Description of the task: Transcribe every line of the listing below without any deviation.

[Saved data entries]

-=-=-

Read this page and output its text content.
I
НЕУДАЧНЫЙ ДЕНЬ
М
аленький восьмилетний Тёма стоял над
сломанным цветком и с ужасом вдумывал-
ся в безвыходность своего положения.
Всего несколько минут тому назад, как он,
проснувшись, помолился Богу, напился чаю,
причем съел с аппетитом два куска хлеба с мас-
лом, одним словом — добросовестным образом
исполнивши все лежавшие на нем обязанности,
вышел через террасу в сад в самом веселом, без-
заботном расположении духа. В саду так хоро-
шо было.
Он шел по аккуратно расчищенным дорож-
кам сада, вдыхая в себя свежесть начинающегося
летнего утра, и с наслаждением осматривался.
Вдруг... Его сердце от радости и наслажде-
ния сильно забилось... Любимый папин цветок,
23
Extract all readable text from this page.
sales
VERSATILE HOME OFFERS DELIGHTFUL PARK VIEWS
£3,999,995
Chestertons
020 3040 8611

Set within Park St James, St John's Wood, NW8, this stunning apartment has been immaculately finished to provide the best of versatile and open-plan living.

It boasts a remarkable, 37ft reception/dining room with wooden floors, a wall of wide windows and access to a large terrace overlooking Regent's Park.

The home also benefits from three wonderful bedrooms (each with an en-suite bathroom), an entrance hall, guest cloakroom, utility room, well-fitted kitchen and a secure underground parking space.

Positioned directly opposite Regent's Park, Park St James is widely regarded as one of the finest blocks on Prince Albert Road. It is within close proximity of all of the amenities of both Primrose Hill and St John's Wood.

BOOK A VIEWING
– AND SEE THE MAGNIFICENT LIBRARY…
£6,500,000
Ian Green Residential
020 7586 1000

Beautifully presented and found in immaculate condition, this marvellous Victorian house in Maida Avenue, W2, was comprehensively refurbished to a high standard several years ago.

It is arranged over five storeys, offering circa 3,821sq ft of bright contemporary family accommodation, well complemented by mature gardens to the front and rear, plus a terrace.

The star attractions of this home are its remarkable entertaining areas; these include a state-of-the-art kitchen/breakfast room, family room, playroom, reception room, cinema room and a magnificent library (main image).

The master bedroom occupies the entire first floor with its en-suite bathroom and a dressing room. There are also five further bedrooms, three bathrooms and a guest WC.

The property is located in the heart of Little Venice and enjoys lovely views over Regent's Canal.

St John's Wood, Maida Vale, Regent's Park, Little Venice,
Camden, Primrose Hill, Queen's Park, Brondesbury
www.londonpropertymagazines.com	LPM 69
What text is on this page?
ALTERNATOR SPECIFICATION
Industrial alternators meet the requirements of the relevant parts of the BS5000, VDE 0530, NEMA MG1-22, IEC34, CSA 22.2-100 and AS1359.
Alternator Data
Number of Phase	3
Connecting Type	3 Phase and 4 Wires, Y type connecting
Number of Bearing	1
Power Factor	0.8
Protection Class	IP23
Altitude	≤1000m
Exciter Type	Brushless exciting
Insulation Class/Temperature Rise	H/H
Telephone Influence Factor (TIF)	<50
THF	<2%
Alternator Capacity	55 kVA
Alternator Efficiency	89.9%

-=-=-

Solution for this problem:
Read this page and output its text content.
I
НЕУДАЧНЫЙ ДЕНЬ
М
аленький восьмилетний Тёма стоял над
сломанным цветком и с ужасом вдумывал-
ся в безвыходность своего положения.
Всего несколько минут тому назад, как он,
проснувшись, помолился Богу, напился чаю,
причем съел с аппетитом два куска хлеба с мас-
лом, одним словом — добросовестным образом
исполнивши все лежавшие на нем обязанности,
вышел через террасу в сад в самом веселом, без-
заботном расположении духа. В саду так хоро-
шо было.
Он шел по аккуратно расчищенным дорож-
кам сада, вдыхая в себя свежесть начинающегося
летнего утра, и с наслаждением осматривался.
Вдруг... Его сердце от радости и наслажде-
ния сильно забилось... Любимый папин цветок,
23
Extract all readable text from this page.
sales
VERSATILE HOME OFFERS DELIGHTFUL PARK VIEWS
£3,999,995
Chestertons
020 3040 8611

Set within Park St James, St John's Wood, NW8, this stunning apartment has been immaculately finished to provide the best of versatile and open-plan living.

It boasts a remarkable, 37ft reception/dining room with wooden floors, a wall of wide windows and access to a large terrace overlooking Regent's Park.

The home also benefits from three wonderful bedrooms (each with an en-suite bathroom), an entrance hall, guest cloakroom, utility room, well-fitted kitchen and a secure underground parking space.

Positioned directly opposite Regent's Park, Park St James is widely regarded as one of the finest blocks on Prince Albert Road. It is within close proximity of all of the amenities of both Primrose Hill and St John's Wood.

BOOK A VIEWING
– AND SEE THE MAGNIFICENT LIBRARY…
£6,500,000
Ian Green Residential
020 7586 1000

Beautifully presented and found in immaculate condition, this marvellous Victorian house in Maida Avenue, W2, was comprehensively refurbished to a high standard several years ago.

It is arranged over five storeys, offering circa 3,821sq ft of bright contemporary family accommodation, well complemented by mature gardens to the front and rear, plus a terrace.

The star attractions of this home are its remarkable entertaining areas; these include a state-of-the-art kitchen/breakfast room, family room, playroom, reception room, cinema room and a magnificent library (main image).

The master bedroom occupies the entire first floor with its en-suite bathroom and a dressing room. There are also five further bedrooms, three bathrooms and a guest WC.

The property is located in the heart of Little Venice and enjoys lovely views over Regent's Canal.

St John's Wood, Maida Vale, Regent's Park, Little Venice,
Camden, Primrose Hill, Queen's Park, Brondesbury
www.londonpropertymagazines.com	LPM 69
What text is on this page?
ALTERNATOR SPECIFICATION
Industrial alternators meet the requirements of the relevant parts of the BS5000, VDE 0530, NEMA MG1-22, IEC34, CSA 22.2-100 and AS1359.
Alternator Data
Number of Phase	3
Connecting Type	3 Phase and 4 Wires, Y type connecting
Number of Bearing	1
Power Factor	0.8
Protection Class	IP23
Altitude	≤1000m
Exciter Type	Brushless exciting
Insulation Class/Temperature Rise	H/H
Telephone Influence Factor (TIF)	<50
THF	<2%
Alternator Capacity	55 kVA
Alternator Efficiency	89.9%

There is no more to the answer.